──────── Data for the task ────────
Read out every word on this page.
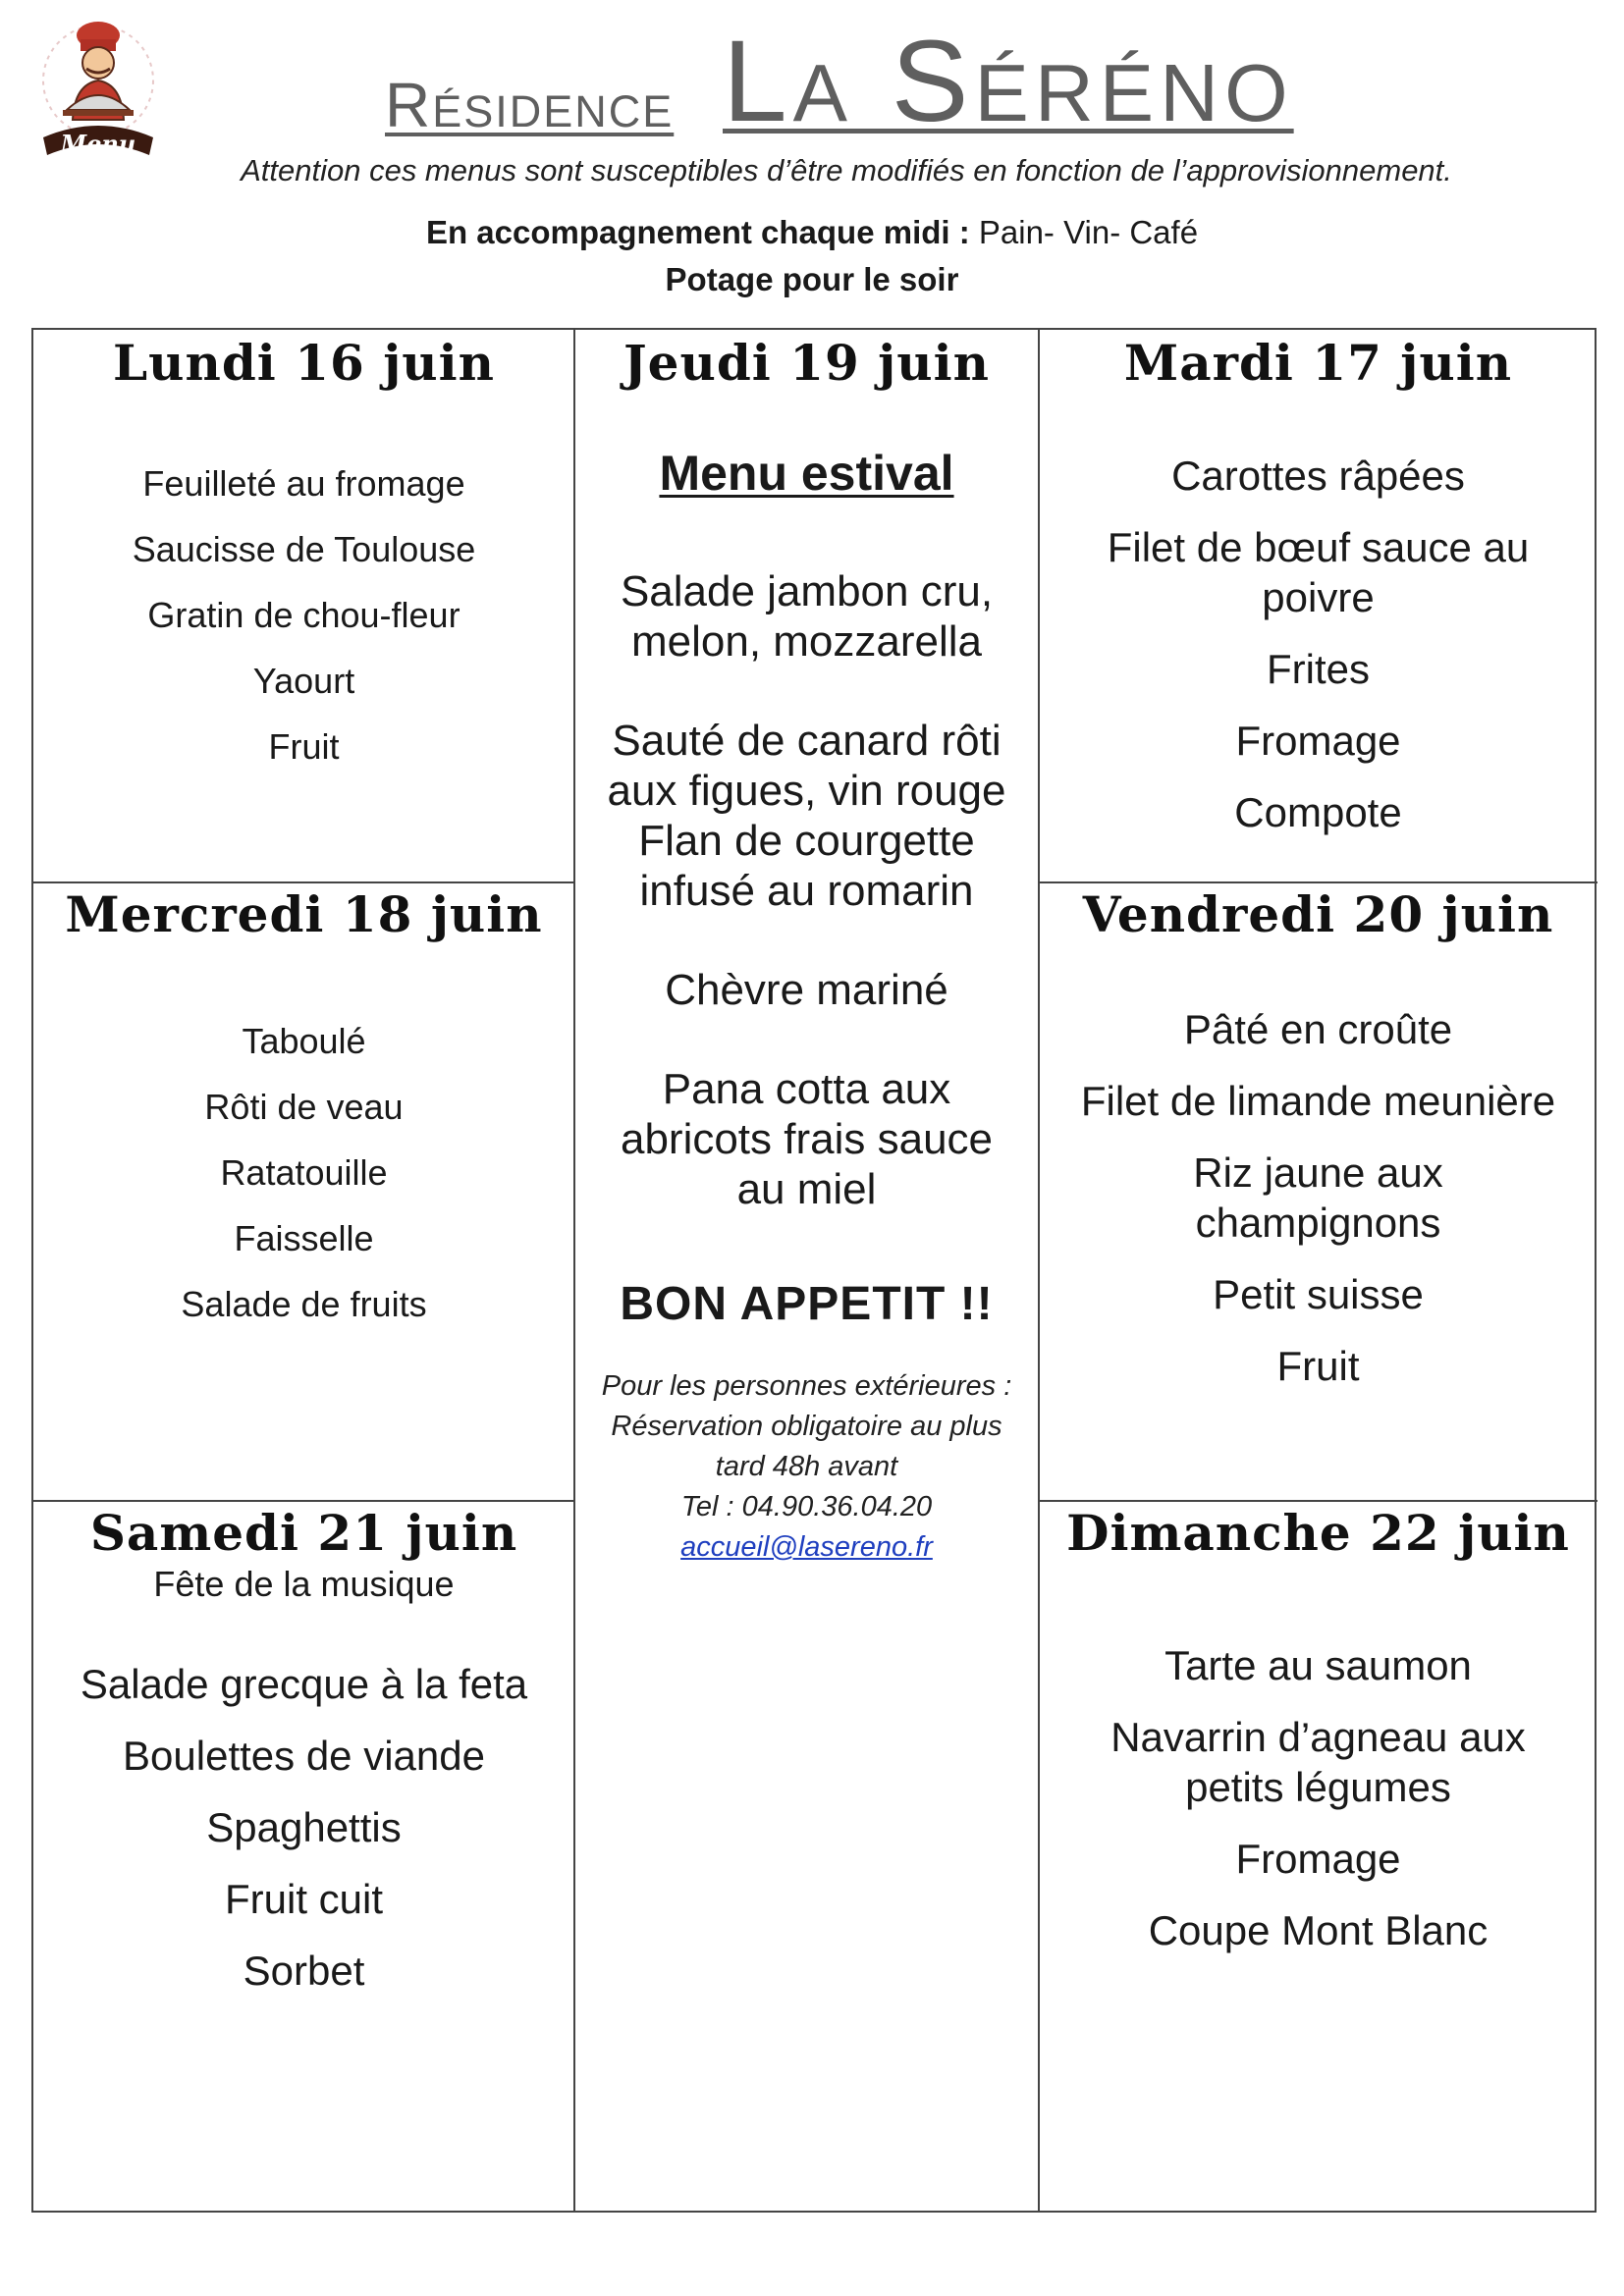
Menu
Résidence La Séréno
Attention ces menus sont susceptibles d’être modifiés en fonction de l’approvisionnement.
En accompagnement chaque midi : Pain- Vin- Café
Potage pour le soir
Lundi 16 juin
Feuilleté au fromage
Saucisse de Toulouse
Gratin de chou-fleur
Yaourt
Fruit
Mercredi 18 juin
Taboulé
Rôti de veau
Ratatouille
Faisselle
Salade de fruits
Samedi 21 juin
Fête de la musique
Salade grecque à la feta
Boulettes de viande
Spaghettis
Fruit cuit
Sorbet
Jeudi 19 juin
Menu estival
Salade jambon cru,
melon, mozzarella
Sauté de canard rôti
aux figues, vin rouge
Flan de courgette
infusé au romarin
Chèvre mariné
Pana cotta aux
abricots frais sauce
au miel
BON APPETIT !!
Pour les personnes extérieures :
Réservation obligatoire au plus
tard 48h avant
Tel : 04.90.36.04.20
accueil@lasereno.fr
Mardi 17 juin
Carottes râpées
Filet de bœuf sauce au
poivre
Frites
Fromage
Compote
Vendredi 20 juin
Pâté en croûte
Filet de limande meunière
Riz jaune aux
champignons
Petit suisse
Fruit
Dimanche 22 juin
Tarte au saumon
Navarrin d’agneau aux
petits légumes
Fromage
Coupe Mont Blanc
────────
──────── Data for the task ────────
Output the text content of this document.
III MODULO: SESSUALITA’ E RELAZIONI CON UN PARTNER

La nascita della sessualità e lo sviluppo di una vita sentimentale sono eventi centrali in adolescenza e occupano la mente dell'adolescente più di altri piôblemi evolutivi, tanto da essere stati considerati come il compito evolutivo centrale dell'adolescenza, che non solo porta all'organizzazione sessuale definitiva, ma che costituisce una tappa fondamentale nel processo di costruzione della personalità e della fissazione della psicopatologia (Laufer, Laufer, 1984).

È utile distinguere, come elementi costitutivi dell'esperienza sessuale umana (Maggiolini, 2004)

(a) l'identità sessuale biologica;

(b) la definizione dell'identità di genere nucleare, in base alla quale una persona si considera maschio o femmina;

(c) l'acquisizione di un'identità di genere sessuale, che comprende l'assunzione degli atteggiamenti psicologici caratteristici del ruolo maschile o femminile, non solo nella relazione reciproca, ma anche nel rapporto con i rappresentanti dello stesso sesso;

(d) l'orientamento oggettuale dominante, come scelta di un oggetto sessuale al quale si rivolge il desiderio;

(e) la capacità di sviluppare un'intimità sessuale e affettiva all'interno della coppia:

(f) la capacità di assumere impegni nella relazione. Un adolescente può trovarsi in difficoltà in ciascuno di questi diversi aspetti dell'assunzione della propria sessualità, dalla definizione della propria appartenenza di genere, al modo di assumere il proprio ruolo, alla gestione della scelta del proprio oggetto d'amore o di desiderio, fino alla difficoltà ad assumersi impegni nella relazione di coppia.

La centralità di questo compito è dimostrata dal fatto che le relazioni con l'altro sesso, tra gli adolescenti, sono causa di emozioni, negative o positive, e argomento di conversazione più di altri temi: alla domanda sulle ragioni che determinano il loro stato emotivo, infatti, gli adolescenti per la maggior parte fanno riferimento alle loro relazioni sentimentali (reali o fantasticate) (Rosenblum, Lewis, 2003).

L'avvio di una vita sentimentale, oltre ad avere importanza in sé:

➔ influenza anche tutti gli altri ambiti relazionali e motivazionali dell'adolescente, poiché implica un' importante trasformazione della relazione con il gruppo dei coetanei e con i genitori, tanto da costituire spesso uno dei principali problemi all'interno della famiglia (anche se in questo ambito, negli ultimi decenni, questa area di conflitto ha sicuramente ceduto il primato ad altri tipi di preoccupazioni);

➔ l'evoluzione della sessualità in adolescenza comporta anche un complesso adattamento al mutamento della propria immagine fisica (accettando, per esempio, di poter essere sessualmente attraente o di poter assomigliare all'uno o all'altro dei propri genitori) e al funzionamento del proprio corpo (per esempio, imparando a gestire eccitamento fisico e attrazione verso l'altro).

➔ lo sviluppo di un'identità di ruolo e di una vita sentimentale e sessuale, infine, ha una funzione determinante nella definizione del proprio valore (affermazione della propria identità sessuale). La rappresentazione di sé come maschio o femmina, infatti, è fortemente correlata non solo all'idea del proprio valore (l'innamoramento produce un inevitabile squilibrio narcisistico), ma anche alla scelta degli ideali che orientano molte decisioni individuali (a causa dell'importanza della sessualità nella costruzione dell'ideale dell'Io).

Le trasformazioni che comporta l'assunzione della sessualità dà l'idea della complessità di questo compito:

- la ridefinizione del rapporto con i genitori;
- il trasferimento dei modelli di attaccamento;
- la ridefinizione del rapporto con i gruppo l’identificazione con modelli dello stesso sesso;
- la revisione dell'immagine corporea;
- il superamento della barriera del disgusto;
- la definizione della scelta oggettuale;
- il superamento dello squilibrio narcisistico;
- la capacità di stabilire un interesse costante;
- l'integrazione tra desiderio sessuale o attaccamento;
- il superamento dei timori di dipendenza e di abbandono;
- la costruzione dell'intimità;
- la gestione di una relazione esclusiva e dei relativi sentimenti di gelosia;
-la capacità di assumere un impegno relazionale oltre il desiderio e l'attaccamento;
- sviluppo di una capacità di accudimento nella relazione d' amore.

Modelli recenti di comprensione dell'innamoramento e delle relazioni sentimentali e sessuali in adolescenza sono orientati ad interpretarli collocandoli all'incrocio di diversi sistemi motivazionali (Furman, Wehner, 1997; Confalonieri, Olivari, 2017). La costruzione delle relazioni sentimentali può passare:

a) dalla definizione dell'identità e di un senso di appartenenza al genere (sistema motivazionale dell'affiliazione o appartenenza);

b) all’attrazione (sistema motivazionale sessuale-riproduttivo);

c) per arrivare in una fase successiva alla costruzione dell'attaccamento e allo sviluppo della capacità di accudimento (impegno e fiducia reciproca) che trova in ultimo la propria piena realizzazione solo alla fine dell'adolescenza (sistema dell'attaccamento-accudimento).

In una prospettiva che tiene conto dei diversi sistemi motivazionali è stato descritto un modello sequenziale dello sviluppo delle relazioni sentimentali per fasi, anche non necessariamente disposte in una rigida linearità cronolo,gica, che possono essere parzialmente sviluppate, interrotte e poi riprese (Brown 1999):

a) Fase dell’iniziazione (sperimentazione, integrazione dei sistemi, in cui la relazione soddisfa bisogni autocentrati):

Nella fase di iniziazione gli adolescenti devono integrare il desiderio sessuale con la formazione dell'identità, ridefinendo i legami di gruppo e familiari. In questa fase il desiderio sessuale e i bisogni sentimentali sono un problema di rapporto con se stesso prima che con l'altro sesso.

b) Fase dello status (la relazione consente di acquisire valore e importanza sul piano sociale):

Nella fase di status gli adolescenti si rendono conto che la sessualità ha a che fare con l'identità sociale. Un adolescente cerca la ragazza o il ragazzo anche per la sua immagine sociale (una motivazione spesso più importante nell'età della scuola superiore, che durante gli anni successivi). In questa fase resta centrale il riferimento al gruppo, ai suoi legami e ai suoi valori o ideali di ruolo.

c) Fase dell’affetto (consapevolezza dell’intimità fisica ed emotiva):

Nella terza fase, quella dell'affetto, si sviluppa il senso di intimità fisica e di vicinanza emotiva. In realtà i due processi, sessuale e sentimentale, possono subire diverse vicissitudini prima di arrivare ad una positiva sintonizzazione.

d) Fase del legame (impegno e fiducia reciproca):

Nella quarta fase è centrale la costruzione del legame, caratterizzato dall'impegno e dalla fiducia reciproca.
────────
→ Written problem
Give the number of lines in the entries above that include the string "tanto". No other output is expected.

→ Correct answer
2